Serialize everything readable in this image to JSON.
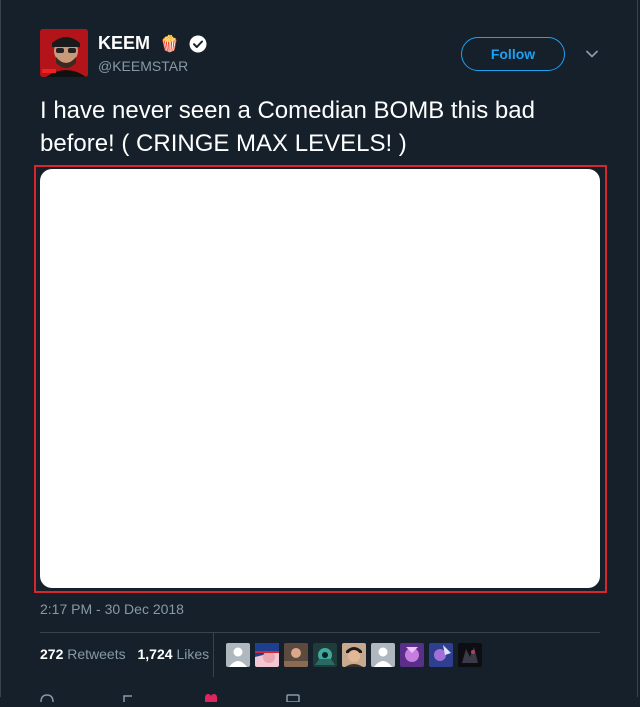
{
  "tweet": {
    "display_name": "KEEM",
    "name_emoji": "🍿",
    "verified": true,
    "handle": "@KEEMSTAR",
    "follow_label": "Follow",
    "text": "I have never seen a Comedian BOMB this bad before! ( CRINGE MAX LEVELS! )",
    "timestamp": "2:17 PM - 30 Dec 2018",
    "retweets": "272",
    "retweets_label": "Retweets",
    "likes": "1,724",
    "likes_label": "Likes"
  },
  "colors": {
    "background": "#15202b",
    "accent": "#1da1f2",
    "muted": "#8899a6",
    "highlight_outline": "#d7262e"
  },
  "likers": [
    {
      "icon": "default-avatar"
    },
    {
      "icon": "avatar-pink"
    },
    {
      "icon": "avatar-photo"
    },
    {
      "icon": "avatar-game"
    },
    {
      "icon": "avatar-face"
    },
    {
      "icon": "default-avatar"
    },
    {
      "icon": "avatar-purple"
    },
    {
      "icon": "avatar-purple-blue"
    },
    {
      "icon": "avatar-dark"
    }
  ]
}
========================
TASK REQUIREMENTS: Set each line of the records down exactly, leaving every picture out.

ANSWER TO THIS TASK:
Serialize everything readable in this image to JSON.
{
  "tweet": {
    "display_name": "KEEM",
    "name_emoji": "🍿",
    "verified": true,
    "handle": "@KEEMSTAR",
    "follow_label": "Follow",
    "text": "I have never seen a Comedian BOMB this bad before! ( CRINGE MAX LEVELS! )",
    "timestamp": "2:17 PM - 30 Dec 2018",
    "retweets": "272",
    "retweets_label": "Retweets",
    "likes": "1,724",
    "likes_label": "Likes"
  },
  "colors": {
    "background": "#15202b",
    "accent": "#1da1f2",
    "muted": "#8899a6",
    "highlight_outline": "#d7262e"
  },
  "likers": [
    {
      "icon": "default-avatar"
    },
    {
      "icon": "avatar-pink"
    },
    {
      "icon": "avatar-photo"
    },
    {
      "icon": "avatar-game"
    },
    {
      "icon": "avatar-face"
    },
    {
      "icon": "default-avatar"
    },
    {
      "icon": "avatar-purple"
    },
    {
      "icon": "avatar-purple-blue"
    },
    {
      "icon": "avatar-dark"
    }
  ]
}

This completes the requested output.